> **ENTRIES PROVIDED**
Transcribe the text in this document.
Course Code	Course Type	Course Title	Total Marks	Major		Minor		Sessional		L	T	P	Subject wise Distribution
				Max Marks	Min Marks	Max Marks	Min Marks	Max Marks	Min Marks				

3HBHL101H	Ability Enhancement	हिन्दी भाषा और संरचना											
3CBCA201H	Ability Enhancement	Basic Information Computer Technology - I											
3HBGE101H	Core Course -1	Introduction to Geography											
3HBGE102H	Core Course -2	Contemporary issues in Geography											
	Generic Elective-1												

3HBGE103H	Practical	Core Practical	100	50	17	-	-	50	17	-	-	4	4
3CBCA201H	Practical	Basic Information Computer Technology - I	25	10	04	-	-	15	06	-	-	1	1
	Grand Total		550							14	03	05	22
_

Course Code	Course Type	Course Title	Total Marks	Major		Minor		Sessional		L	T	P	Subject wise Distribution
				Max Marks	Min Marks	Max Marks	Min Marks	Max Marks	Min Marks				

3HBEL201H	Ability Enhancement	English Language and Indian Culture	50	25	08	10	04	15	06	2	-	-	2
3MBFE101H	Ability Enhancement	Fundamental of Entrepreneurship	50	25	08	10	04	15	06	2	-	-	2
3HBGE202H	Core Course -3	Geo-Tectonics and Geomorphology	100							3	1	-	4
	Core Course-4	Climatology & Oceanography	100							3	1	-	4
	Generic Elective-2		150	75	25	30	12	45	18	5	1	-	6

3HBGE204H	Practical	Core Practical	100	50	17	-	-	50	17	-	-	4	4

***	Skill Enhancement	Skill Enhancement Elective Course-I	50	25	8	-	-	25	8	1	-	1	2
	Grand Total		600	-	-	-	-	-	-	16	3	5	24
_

> **SHORT PROBLEM**
Type out the full listing again, exactly as given.

> **EXERCISE RESPONSE**
Transcribe the text in this document.
Course Code	Course Type	Course Title	Total Marks	Major		Minor		Sessional		L	T	P	Subject wise Distribution
				Max Marks	Min Marks	Max Marks	Min Marks	Max Marks	Min Marks				

3HBHL101H	Ability Enhancement	हिन्दी भाषा और संरचना											
3CBCA201H	Ability Enhancement	Basic Information Computer Technology - I											
3HBGE101H	Core Course -1	Introduction to Geography											
3HBGE102H	Core Course -2	Contemporary issues in Geography											
	Generic Elective-1												

3HBGE103H	Practical	Core Practical	100	50	17	-	-	50	17	-	-	4	4
3CBCA201H	Practical	Basic Information Computer Technology - I	25	10	04	-	-	15	06	-	-	1	1
	Grand Total		550							14	03	05	22
_

Course Code	Course Type	Course Title	Total Marks	Major		Minor		Sessional		L	T	P	Subject wise Distribution
				Max Marks	Min Marks	Max Marks	Min Marks	Max Marks	Min Marks				

3HBEL201H	Ability Enhancement	English Language and Indian Culture	50	25	08	10	04	15	06	2	-	-	2
3MBFE101H	Ability Enhancement	Fundamental of Entrepreneurship	50	25	08	10	04	15	06	2	-	-	2
3HBGE202H	Core Course -3	Geo-Tectonics and Geomorphology	100							3	1	-	4
	Core Course-4	Climatology & Oceanography	100							3	1	-	4
	Generic Elective-2		150	75	25	30	12	45	18	5	1	-	6

3HBGE204H	Practical	Core Practical	100	50	17	-	-	50	17	-	-	4	4

***	Skill Enhancement	Skill Enhancement Elective Course-I	50	25	8	-	-	25	8	1	-	1	2
	Grand Total		600	-	-	-	-	-	-	16	3	5	24
_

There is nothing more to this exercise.